WRITTEN REQUEST:
Write the data below out exactly as it stands. Do not include the pictures.

<<<<

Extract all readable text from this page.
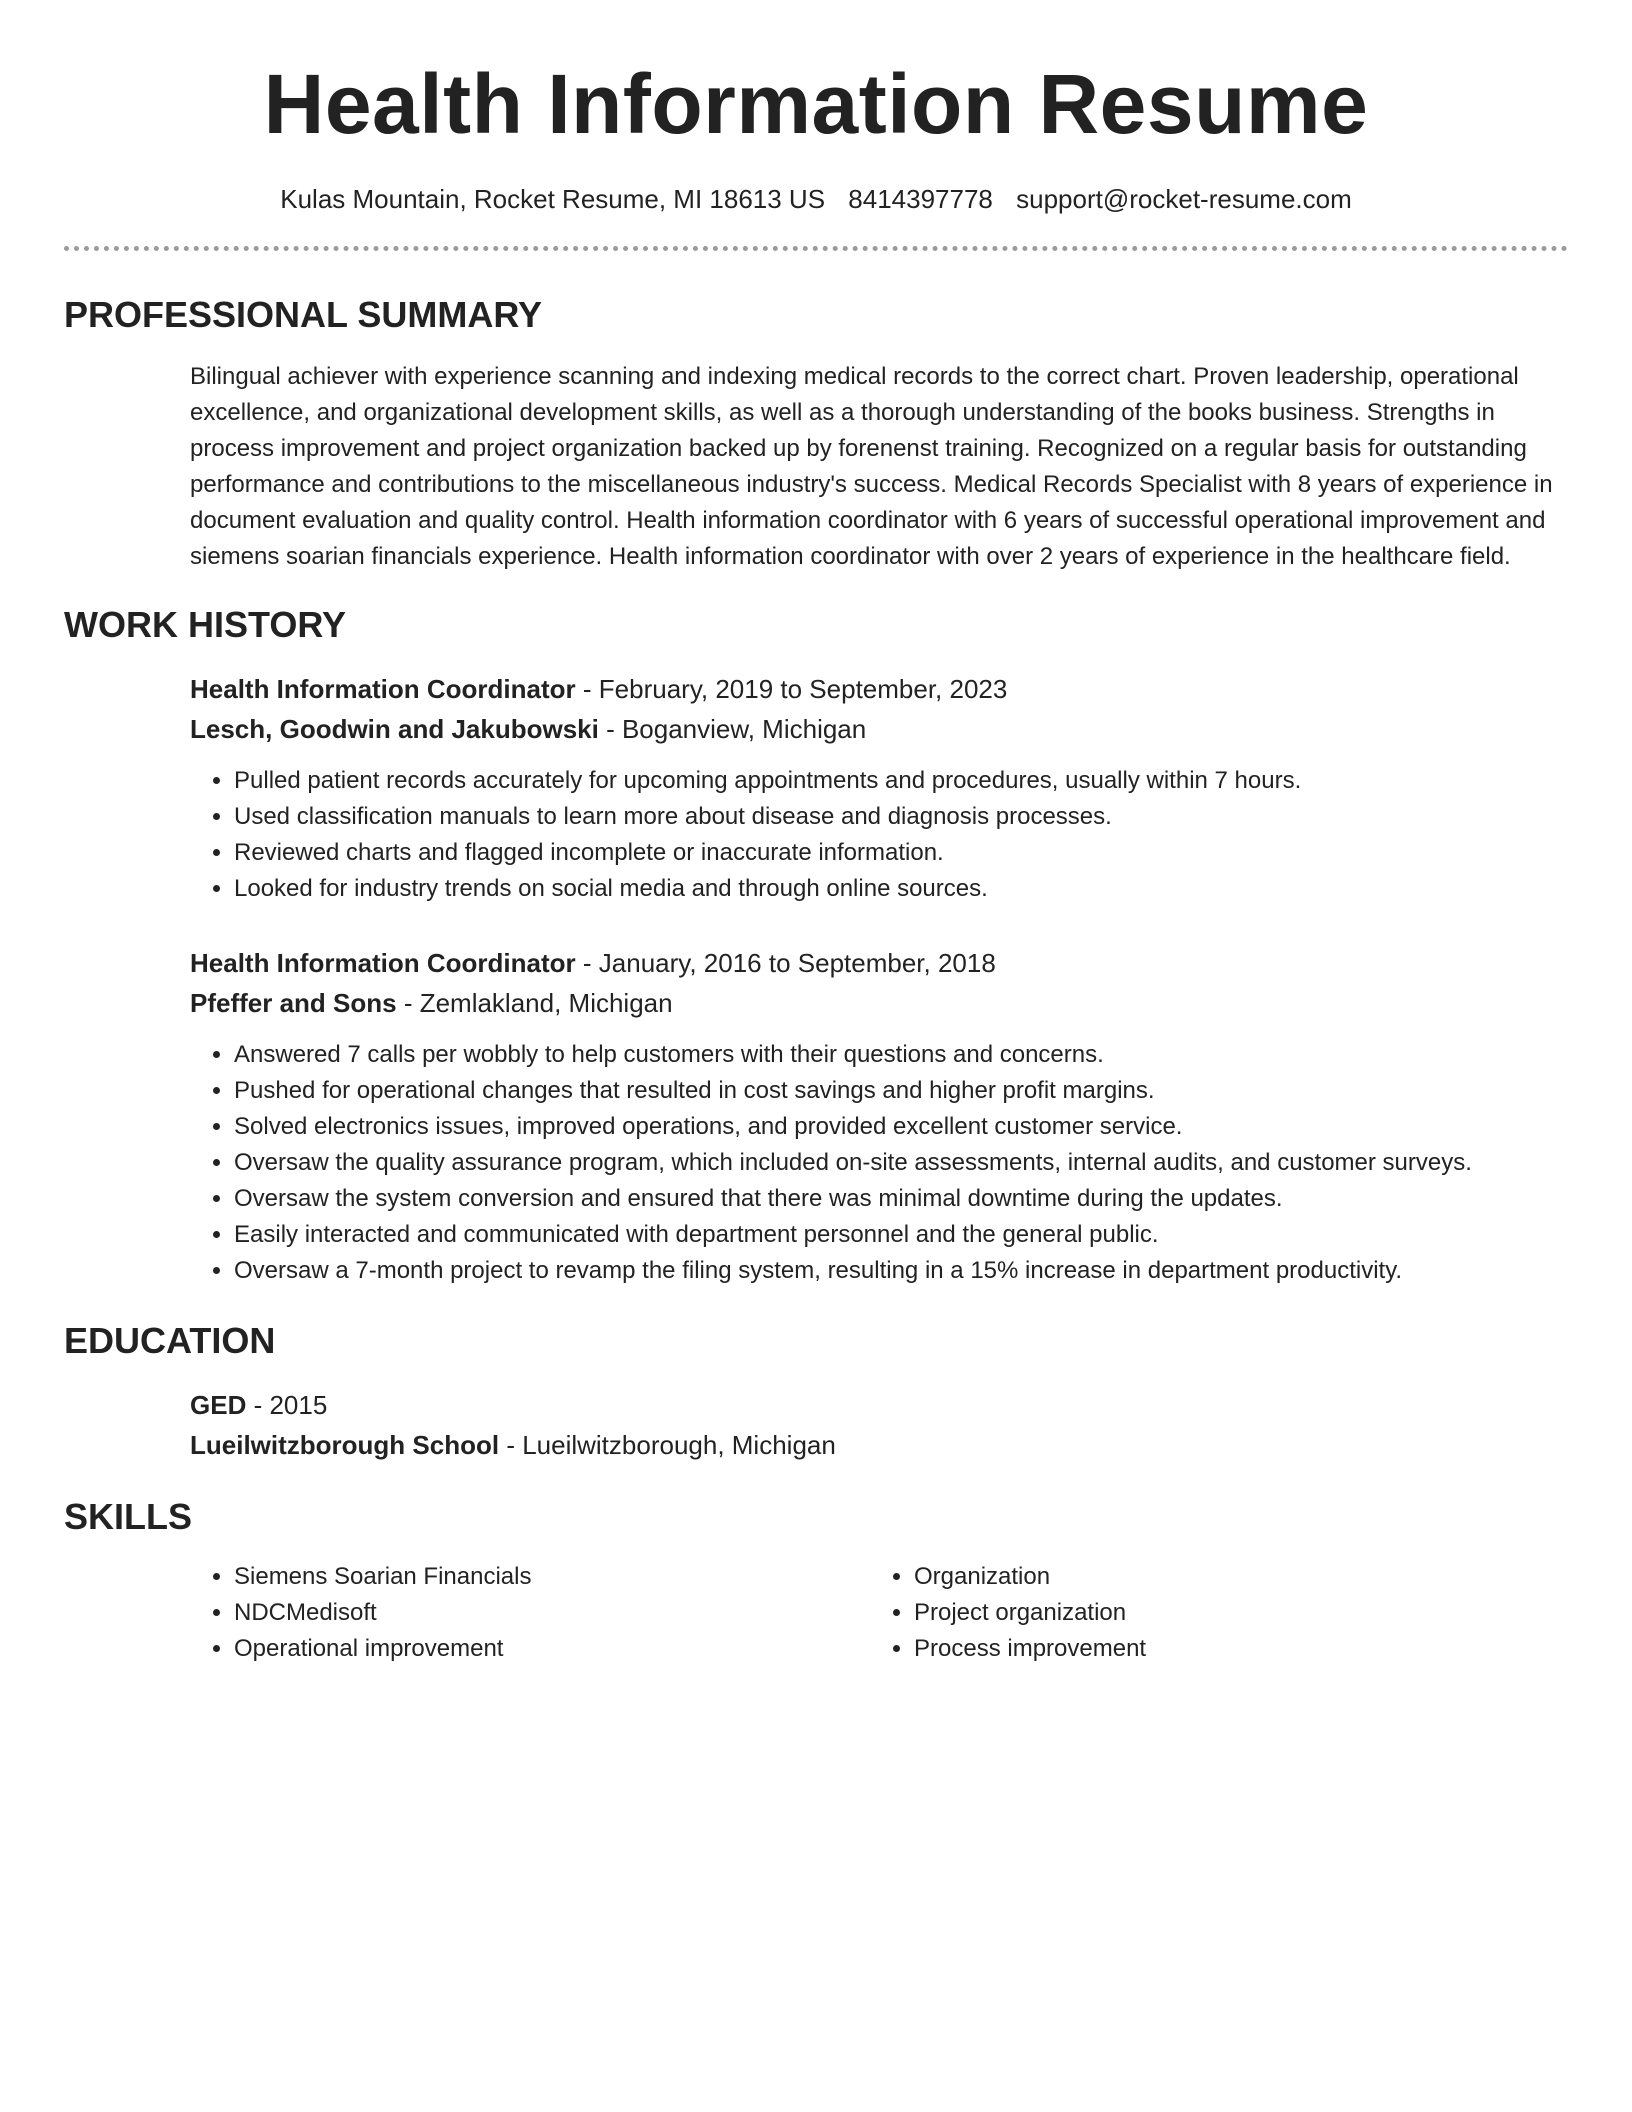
Health Information Resume
Kulas Mountain, Rocket Resume, MI 18613 US 8414397778 support@rocket-resume.com
PROFESSIONAL SUMMARY

Bilingual achiever with experience scanning and indexing medical records to the correct chart. Proven leadership, operational excellence, and organizational development skills, as well as a thorough understanding of the books business. Strengths in process improvement and project organization backed up by forenenst training. Recognized on a regular basis for outstanding performance and contributions to the miscellaneous industry's success. Medical Records Specialist with 8 years of experience in document evaluation and quality control. Health information coordinator with 6 years of successful operational improvement and siemens soarian financials experience. Health information coordinator with over 2 years of experience in the healthcare field.

WORK HISTORY
Health Information Coordinator - February, 2019 to September, 2023
Lesch, Goodwin and Jakubowski - Boganview, Michigan
• Pulled patient records accurately for upcoming appointments and procedures, usually within 7 hours.
• Used classification manuals to learn more about disease and diagnosis processes.
• Reviewed charts and flagged incomplete or inaccurate information.
• Looked for industry trends on social media and through online sources.
Health Information Coordinator - January, 2016 to September, 2018
Pfeffer and Sons - Zemlakland, Michigan
• Answered 7 calls per wobbly to help customers with their questions and concerns.
• Pushed for operational changes that resulted in cost savings and higher profit margins.
• Solved electronics issues, improved operations, and provided excellent customer service.
• Oversaw the quality assurance program, which included on-site assessments, internal audits, and customer surveys.
• Oversaw the system conversion and ensured that there was minimal downtime during the updates.
• Easily interacted and communicated with department personnel and the general public.
• Oversaw a 7-month project to revamp the filing system, resulting in a 15% increase in department productivity.
EDUCATION
GED - 2015
Lueilwitzborough School - Lueilwitzborough, Michigan
SKILLS
• Siemens Soarian Financials
• NDCMedisoft
• Operational improvement
• Organization
• Project organization
• Process improvement
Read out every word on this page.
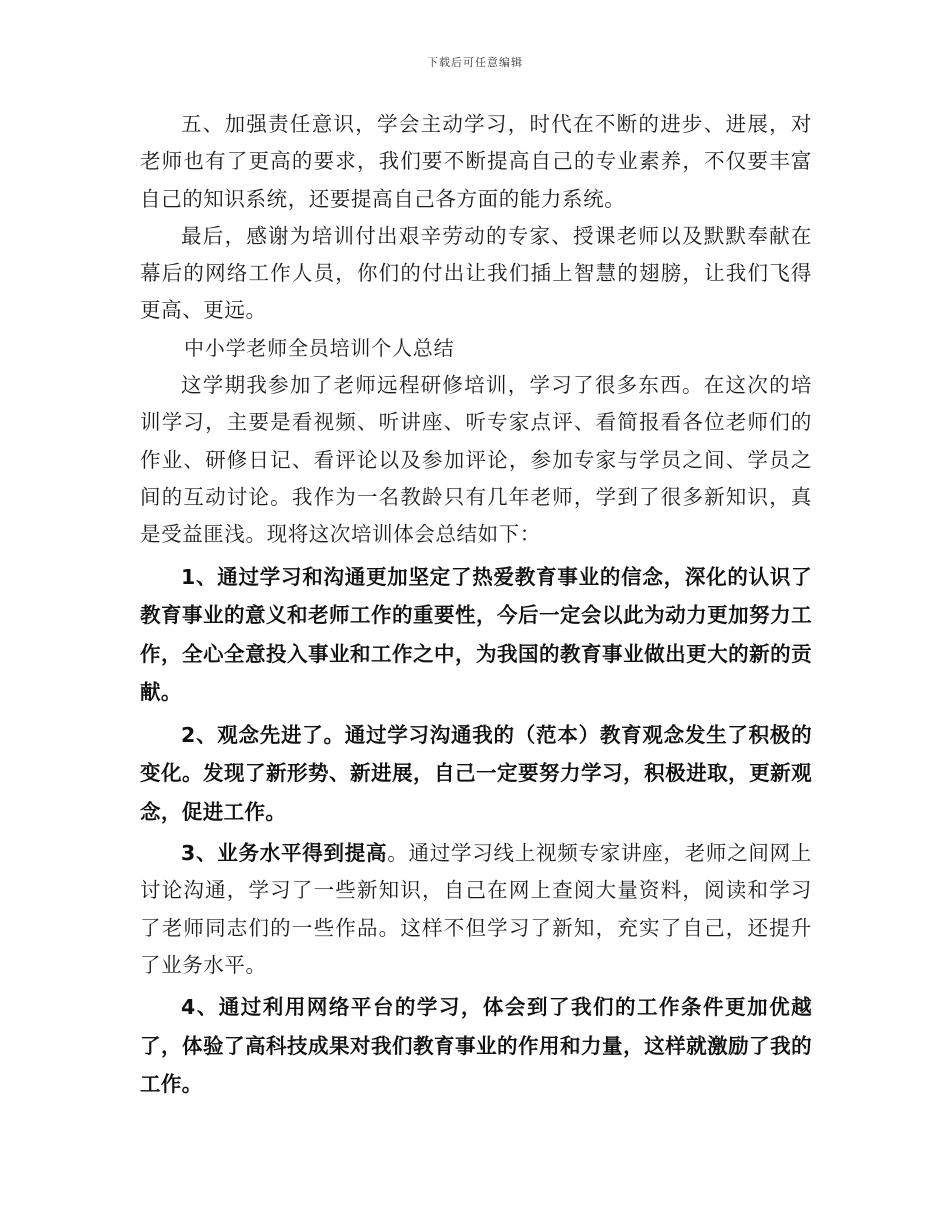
下载后可任意编辑

五、加强责任意识，学会主动学习，时代在不断的进步、进展，对老师也有了更高的要求，我们要不断提高自己的专业素养，不仅要丰富自己的知识系统，还要提高自己各方面的能力系统。

最后，感谢为培训付出艰辛劳动的专家、授课老师以及默默奉献在幕后的网络工作人员，你们的付出让我们插上智慧的翅膀，让我们飞得更高、更远。

中小学老师全员培训个人总结

这学期我参加了老师远程研修培训，学习了很多东西。在这次的培训学习，主要是看视频、听讲座、听专家点评、看简报看各位老师们的作业、研修日记、看评论以及参加评论，参加专家与学员之间、学员之间的互动讨论。我作为一名教龄只有几年老师，学到了很多新知识，真是受益匪浅。现将这次培训体会总结如下：

1、通过学习和沟通更加坚定了热爱教育事业的信念，深化的认识了教育事业的意义和老师工作的重要性，今后一定会以此为动力更加努力工作，全心全意投入事业和工作之中，为我国的教育事业做出更大的新的贡献。

2、观念先进了。通过学习沟通我的（范本）教育观念发生了积极的变化。发现了新形势、新进展，自己一定要努力学习，积极进取，更新观念，促进工作。

3、业务水平得到提高。通过学习线上视频专家讲座，老师之间网上讨论沟通，学习了一些新知识，自己在网上查阅大量资料，阅读和学习了老师同志们的一些作品。这样不但学习了新知，充实了自己，还提升了业务水平。

4、通过利用网络平台的学习，体会到了我们的工作条件更加优越了，体验了高科技成果对我们教育事业的作用和力量，这样就激励了我的工作。
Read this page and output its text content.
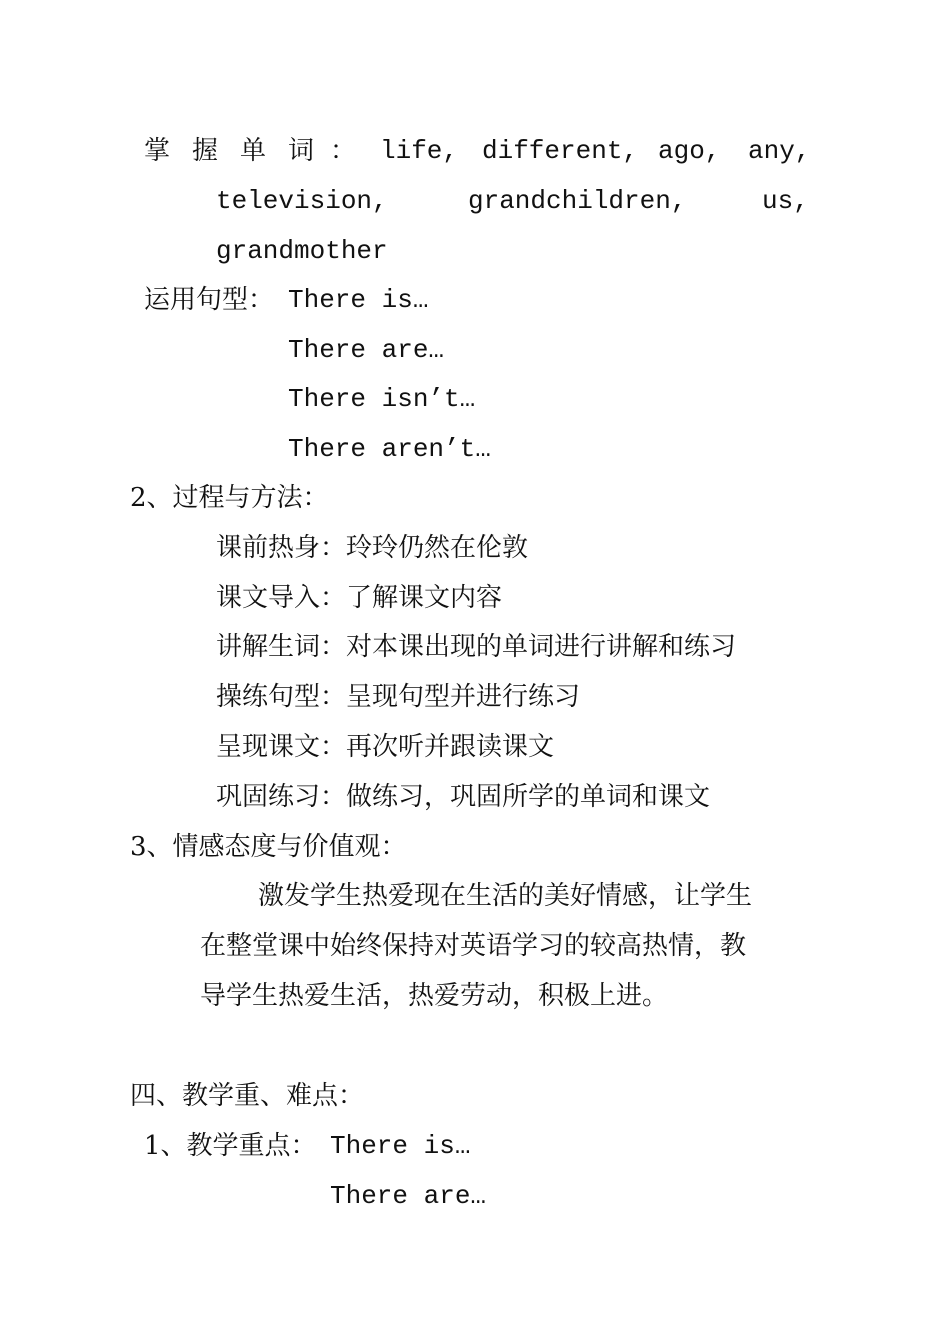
掌 握 单 词 ： life, different, ago, any,
television,	grandchildren,	us,
grandmother
运用句型： There is…
There are…
There isn’t…
There aren’t…
2、过程与方法：
课前热身：玲玲仍然在伦敦
课文导入：了解课文内容
讲解生词：对本课出现的单词进行讲解和练习
操练句型：呈现句型并进行练习
呈现课文：再次听并跟读课文
巩固练习：做练习，巩固所学的单词和课文
3、情感态度与价值观：
激发学生热爱现在生活的美好情感，让学生
在整堂课中始终保持对英语学习的较高热情，教
导学生热爱生活，热爱劳动，积极上进。
四、教学重、难点：
1、教学重点： There is…
There are…
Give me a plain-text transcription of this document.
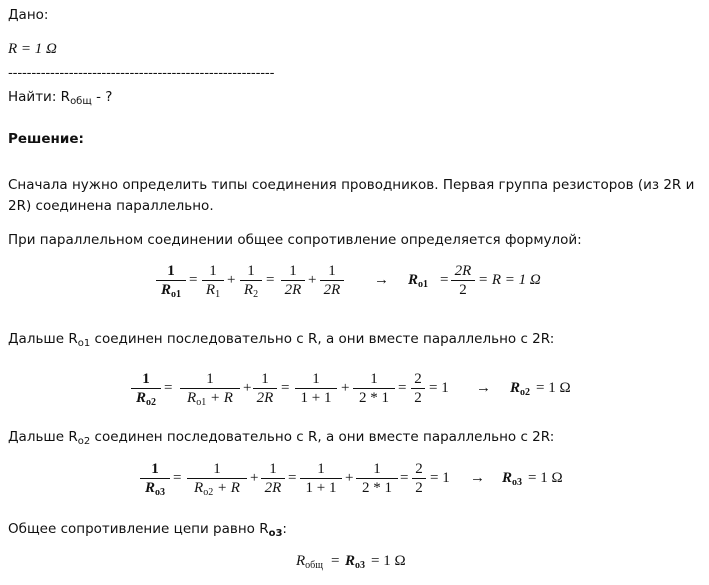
Дано:
R = 1 Ω
---------------------------------------------------------
Найти: $R_{общ}$ - ?
Решение:
Сначала нужно определить типы соединения проводников. Первая группа резисторов (из 2R и
2R) соединена параллельно.
При параллельном соединении общее сопротивление определяется формулой:
1
$R_{о1}$
=
1
$R_1$
+
1
$R_2$
=
1
2R
+
1
2R
→ $R_{о1}$ =
2R
2
= R = 1 Ω
Дальше $R_{о1}$ соединен последовательно с R, а они вместе параллельно с 2R:
1
$R_{о2}$
=
1
$R_{о1} + R$
+
1
2R
=
1
1 + 1
+
1
2 * 1
=
2
2
= $1 \to R_{о2} = 1$ Ω
Дальше $R_{о2}$ соединен последовательно с R, а они вместе параллельно с 2R:
1
$R_{о3}$
=
1
$R_{о2} + R$
+
1
2R
=
1
1 + 1
+
1
2 * 1
=
2
2
= $1 \to R_{о3} = 1$ Ω
Общее сопротивление цепи равно $R_{о3}$:
$R_{общ} = R_{о3} = 1$ Ω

>>>>

WRITTEN ANSWER:
Extract all readable text from this page.
Health Information Resume
Kulas Mountain, Rocket Resume, MI 18613 US 8414397778 support@rocket-resume.com
PROFESSIONAL SUMMARY

Bilingual achiever with experience scanning and indexing medical records to the correct chart. Proven leadership, operational excellence, and organizational development skills, as well as a thorough understanding of the books business. Strengths in process improvement and project organization backed up by forenenst training. Recognized on a regular basis for outstanding performance and contributions to the miscellaneous industry's success. Medical Records Specialist with 8 years of experience in document evaluation and quality control. Health information coordinator with 6 years of successful operational improvement and siemens soarian financials experience. Health information coordinator with over 2 years of experience in the healthcare field.

WORK HISTORY
Health Information Coordinator - February, 2019 to September, 2023
Lesch, Goodwin and Jakubowski - Boganview, Michigan
• Pulled patient records accurately for upcoming appointments and procedures, usually within 7 hours.
• Used classification manuals to learn more about disease and diagnosis processes.
• Reviewed charts and flagged incomplete or inaccurate information.
• Looked for industry trends on social media and through online sources.
Health Information Coordinator - January, 2016 to September, 2018
Pfeffer and Sons - Zemlakland, Michigan
• Answered 7 calls per wobbly to help customers with their questions and concerns.
• Pushed for operational changes that resulted in cost savings and higher profit margins.
• Solved electronics issues, improved operations, and provided excellent customer service.
• Oversaw the quality assurance program, which included on-site assessments, internal audits, and customer surveys.
• Oversaw the system conversion and ensured that there was minimal downtime during the updates.
• Easily interacted and communicated with department personnel and the general public.
• Oversaw a 7-month project to revamp the filing system, resulting in a 15% increase in department productivity.
EDUCATION
GED - 2015
Lueilwitzborough School - Lueilwitzborough, Michigan
SKILLS
• Siemens Soarian Financials
• NDCMedisoft
• Operational improvement
• Organization
• Project organization
• Process improvement
Read out every word on this page.
下载后可任意编辑

五、加强责任意识，学会主动学习，时代在不断的进步、进展，对老师也有了更高的要求，我们要不断提高自己的专业素养，不仅要丰富自己的知识系统，还要提高自己各方面的能力系统。

最后，感谢为培训付出艰辛劳动的专家、授课老师以及默默奉献在幕后的网络工作人员，你们的付出让我们插上智慧的翅膀，让我们飞得更高、更远。

中小学老师全员培训个人总结

这学期我参加了老师远程研修培训，学习了很多东西。在这次的培训学习，主要是看视频、听讲座、听专家点评、看简报看各位老师们的作业、研修日记、看评论以及参加评论，参加专家与学员之间、学员之间的互动讨论。我作为一名教龄只有几年老师，学到了很多新知识，真是受益匪浅。现将这次培训体会总结如下：

1、通过学习和沟通更加坚定了热爱教育事业的信念，深化的认识了教育事业的意义和老师工作的重要性，今后一定会以此为动力更加努力工作，全心全意投入事业和工作之中，为我国的教育事业做出更大的新的贡献。

2、观念先进了。通过学习沟通我的（范本）教育观念发生了积极的变化。发现了新形势、新进展，自己一定要努力学习，积极进取，更新观念，促进工作。

3、业务水平得到提高。通过学习线上视频专家讲座，老师之间网上讨论沟通，学习了一些新知识，自己在网上查阅大量资料，阅读和学习了老师同志们的一些作品。这样不但学习了新知，充实了自己，还提升了业务水平。

4、通过利用网络平台的学习，体会到了我们的工作条件更加优越了，体验了高科技成果对我们教育事业的作用和力量，这样就激励了我的工作。
Read this page and output its text content.
掌 握 单 词 ： life, different, ago, any,
television,	grandchildren,	us,
grandmother
运用句型： There is…
There are…
There isn’t…
There aren’t…
2、过程与方法：
课前热身：玲玲仍然在伦敦
课文导入：了解课文内容
讲解生词：对本课出现的单词进行讲解和练习
操练句型：呈现句型并进行练习
呈现课文：再次听并跟读课文
巩固练习：做练习，巩固所学的单词和课文
3、情感态度与价值观：
激发学生热爱现在生活的美好情感，让学生
在整堂课中始终保持对英语学习的较高热情，教
导学生热爱生活，热爱劳动，积极上进。
四、教学重、难点：
1、教学重点： There is…
There are…
Give me a plain-text transcription of this document.
Дано:
R = 1 Ω
---------------------------------------------------------
Найти: $R_{общ}$ - ?
Решение:
Сначала нужно определить типы соединения проводников. Первая группа резисторов (из 2R и
2R) соединена параллельно.
При параллельном соединении общее сопротивление определяется формулой:
1
$R_{о1}$
=
1
$R_1$
+
1
$R_2$
=
1
2R
+
1
2R
→ $R_{о1}$ =
2R
2
= R = 1 Ω
Дальше $R_{о1}$ соединен последовательно с R, а они вместе параллельно с 2R:
1
$R_{о2}$
=
1
$R_{о1} + R$
+
1
2R
=
1
1 + 1
+
1
2 * 1
=
2
2
= $1 \to R_{о2} = 1$ Ω
Дальше $R_{о2}$ соединен последовательно с R, а они вместе параллельно с 2R:
1
$R_{о3}$
=
1
$R_{о2} + R$
+
1
2R
=
1
1 + 1
+
1
2 * 1
=
2
2
= $1 \to R_{о3} = 1$ Ω
Общее сопротивление цепи равно $R_{о3}$:
$R_{общ} = R_{о3} = 1$ Ω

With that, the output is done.